> _Provided records_

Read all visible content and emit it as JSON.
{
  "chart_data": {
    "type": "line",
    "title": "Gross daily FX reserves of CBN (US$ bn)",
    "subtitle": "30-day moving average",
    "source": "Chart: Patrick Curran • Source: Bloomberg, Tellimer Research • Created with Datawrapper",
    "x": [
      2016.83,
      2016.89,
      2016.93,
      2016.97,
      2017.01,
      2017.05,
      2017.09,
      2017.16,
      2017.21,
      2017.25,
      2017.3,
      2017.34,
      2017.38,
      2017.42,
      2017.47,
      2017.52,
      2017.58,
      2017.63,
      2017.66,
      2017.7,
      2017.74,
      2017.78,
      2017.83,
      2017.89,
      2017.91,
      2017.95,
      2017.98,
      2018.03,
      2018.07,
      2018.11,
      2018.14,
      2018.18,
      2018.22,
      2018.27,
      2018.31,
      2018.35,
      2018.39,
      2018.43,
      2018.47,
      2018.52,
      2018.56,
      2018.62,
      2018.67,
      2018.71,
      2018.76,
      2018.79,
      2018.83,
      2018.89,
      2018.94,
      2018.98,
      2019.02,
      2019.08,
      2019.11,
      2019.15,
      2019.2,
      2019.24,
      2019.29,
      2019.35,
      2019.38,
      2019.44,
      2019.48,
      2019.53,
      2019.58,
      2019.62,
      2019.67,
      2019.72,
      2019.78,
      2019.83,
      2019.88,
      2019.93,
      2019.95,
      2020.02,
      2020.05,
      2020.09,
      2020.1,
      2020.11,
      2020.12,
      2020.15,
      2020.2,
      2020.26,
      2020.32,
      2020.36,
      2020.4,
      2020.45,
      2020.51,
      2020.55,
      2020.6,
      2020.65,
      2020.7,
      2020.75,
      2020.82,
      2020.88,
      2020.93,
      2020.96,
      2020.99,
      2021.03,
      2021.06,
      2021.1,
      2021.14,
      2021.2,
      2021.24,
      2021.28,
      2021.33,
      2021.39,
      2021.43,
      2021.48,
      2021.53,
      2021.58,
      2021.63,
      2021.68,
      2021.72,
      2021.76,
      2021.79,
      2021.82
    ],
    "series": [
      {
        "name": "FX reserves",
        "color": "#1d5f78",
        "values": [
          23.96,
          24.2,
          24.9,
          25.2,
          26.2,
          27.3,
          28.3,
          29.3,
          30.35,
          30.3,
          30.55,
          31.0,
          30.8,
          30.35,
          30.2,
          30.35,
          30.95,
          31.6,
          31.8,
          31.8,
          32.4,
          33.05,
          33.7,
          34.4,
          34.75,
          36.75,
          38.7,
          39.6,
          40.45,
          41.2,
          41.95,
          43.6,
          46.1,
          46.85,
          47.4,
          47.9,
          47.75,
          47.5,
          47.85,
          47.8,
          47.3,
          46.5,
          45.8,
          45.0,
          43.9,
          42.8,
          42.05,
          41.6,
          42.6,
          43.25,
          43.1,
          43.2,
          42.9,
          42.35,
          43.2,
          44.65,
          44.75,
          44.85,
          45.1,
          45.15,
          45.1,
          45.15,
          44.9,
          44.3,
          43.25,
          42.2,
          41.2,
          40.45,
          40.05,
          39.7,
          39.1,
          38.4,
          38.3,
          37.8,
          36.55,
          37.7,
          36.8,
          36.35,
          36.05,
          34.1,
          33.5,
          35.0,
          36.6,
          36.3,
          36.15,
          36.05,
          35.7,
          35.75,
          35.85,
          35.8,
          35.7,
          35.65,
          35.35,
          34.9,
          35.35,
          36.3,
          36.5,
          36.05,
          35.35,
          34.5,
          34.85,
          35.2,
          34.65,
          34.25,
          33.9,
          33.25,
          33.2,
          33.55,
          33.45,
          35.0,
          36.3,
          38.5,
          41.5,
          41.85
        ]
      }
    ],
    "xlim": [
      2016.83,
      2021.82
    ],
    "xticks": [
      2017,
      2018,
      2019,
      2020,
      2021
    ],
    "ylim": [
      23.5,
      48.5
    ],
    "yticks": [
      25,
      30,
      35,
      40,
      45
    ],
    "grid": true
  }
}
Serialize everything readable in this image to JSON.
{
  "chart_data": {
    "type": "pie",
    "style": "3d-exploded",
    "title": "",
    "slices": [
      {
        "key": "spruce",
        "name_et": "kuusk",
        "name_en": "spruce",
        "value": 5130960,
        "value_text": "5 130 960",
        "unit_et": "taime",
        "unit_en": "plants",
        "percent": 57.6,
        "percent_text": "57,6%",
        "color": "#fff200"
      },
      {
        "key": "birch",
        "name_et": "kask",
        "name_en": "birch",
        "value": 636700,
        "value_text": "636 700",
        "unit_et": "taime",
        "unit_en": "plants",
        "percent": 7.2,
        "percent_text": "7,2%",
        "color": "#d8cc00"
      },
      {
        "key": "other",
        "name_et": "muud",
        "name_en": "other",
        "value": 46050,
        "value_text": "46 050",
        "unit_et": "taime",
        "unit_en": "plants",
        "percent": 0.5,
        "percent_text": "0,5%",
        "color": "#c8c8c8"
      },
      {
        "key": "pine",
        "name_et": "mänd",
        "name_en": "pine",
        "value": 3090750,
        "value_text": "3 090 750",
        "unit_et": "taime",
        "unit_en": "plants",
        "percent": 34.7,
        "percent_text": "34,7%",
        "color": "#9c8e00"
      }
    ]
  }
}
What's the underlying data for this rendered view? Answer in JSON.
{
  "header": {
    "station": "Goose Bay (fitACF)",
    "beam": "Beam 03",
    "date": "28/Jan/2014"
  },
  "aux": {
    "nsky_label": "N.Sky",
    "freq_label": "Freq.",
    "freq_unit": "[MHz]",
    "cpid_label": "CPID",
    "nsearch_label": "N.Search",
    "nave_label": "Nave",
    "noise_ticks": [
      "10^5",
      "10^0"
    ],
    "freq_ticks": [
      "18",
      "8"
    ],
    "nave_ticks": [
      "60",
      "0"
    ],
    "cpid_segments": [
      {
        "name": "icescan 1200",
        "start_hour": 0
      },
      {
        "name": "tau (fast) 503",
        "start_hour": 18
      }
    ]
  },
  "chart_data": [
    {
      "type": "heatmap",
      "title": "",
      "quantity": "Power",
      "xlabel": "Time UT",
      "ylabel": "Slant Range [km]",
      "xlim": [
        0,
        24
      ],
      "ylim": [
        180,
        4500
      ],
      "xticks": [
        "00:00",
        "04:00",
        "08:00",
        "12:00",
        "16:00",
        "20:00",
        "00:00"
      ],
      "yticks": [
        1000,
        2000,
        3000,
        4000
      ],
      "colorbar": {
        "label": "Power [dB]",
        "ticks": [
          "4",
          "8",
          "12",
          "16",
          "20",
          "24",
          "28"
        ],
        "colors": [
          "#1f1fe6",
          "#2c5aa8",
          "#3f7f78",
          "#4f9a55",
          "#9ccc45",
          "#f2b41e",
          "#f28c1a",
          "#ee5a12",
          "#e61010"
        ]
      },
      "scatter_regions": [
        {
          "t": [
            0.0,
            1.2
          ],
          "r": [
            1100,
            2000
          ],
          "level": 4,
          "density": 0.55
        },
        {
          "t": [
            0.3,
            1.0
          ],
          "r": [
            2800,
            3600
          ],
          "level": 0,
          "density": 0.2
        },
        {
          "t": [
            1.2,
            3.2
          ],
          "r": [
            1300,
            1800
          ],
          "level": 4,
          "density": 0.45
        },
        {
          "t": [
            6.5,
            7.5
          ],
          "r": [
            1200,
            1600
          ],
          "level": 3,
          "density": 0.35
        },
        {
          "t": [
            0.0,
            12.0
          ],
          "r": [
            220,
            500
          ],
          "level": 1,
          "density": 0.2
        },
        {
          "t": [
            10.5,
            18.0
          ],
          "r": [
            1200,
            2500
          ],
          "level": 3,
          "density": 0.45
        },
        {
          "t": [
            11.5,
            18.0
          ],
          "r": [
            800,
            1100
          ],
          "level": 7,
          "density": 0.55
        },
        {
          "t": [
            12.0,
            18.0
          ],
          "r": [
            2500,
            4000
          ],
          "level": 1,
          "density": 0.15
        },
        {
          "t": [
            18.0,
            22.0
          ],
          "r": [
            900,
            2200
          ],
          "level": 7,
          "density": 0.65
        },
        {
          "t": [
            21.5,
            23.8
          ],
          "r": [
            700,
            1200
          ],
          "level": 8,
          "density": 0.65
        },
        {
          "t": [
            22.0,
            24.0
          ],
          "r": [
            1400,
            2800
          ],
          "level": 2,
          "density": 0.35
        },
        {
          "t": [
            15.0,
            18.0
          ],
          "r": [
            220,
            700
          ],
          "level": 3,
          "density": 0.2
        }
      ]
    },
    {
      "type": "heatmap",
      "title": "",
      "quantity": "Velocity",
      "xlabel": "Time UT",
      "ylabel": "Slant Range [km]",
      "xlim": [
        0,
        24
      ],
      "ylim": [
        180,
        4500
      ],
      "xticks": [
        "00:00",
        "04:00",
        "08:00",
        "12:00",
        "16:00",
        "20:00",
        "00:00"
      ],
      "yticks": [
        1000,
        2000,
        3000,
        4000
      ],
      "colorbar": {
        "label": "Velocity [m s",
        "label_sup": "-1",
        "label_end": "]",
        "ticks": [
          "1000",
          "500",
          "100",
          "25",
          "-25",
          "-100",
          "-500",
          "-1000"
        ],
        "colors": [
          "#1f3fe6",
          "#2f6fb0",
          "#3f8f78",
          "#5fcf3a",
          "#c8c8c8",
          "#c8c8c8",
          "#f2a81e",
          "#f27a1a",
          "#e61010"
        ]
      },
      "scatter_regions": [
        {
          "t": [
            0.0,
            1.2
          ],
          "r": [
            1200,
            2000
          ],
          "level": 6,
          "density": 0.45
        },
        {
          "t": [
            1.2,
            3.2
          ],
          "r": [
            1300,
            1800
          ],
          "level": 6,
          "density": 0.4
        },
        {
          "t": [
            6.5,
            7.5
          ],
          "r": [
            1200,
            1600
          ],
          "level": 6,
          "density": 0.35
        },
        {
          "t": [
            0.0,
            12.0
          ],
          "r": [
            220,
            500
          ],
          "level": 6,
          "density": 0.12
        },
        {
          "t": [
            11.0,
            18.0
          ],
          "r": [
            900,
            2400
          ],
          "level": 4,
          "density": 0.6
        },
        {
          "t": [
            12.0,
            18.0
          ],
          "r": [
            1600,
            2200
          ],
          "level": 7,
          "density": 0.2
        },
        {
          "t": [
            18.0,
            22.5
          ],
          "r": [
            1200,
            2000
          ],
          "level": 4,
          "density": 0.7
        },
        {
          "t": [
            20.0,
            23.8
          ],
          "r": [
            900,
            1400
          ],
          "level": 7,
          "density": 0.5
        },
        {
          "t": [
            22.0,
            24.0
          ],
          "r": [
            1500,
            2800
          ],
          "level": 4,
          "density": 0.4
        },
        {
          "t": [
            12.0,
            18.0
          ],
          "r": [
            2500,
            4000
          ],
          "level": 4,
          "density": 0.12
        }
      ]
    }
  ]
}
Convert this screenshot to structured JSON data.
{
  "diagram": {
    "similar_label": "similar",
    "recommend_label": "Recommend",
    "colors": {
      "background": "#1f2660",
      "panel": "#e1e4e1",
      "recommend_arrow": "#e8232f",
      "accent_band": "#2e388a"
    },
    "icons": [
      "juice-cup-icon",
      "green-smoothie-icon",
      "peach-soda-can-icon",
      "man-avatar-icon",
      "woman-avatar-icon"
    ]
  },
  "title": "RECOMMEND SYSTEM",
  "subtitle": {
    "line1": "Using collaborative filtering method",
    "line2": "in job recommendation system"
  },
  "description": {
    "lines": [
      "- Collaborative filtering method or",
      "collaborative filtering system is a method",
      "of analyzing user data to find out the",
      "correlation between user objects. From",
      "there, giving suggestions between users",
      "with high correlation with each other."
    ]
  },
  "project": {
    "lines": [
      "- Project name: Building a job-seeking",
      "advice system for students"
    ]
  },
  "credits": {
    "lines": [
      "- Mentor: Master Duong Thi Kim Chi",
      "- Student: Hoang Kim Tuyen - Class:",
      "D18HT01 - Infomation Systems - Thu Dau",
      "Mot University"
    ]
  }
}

> _Task brief_
Find "Convert this screenshot" in the data above, then repeat that line and all lines after it exactly, ending with the final line.

> _The output_
Convert this screenshot to structured JSON data.
{
  "diagram": {
    "similar_label": "similar",
    "recommend_label": "Recommend",
    "colors": {
      "background": "#1f2660",
      "panel": "#e1e4e1",
      "recommend_arrow": "#e8232f",
      "accent_band": "#2e388a"
    },
    "icons": [
      "juice-cup-icon",
      "green-smoothie-icon",
      "peach-soda-can-icon",
      "man-avatar-icon",
      "woman-avatar-icon"
    ]
  },
  "title": "RECOMMEND SYSTEM",
  "subtitle": {
    "line1": "Using collaborative filtering method",
    "line2": "in job recommendation system"
  },
  "description": {
    "lines": [
      "- Collaborative filtering method or",
      "collaborative filtering system is a method",
      "of analyzing user data to find out the",
      "correlation between user objects. From",
      "there, giving suggestions between users",
      "with high correlation with each other."
    ]
  },
  "project": {
    "lines": [
      "- Project name: Building a job-seeking",
      "advice system for students"
    ]
  },
  "credits": {
    "lines": [
      "- Mentor: Master Duong Thi Kim Chi",
      "- Student: Hoang Kim Tuyen - Class:",
      "D18HT01 - Infomation Systems - Thu Dau",
      "Mot University"
    ]
  }
}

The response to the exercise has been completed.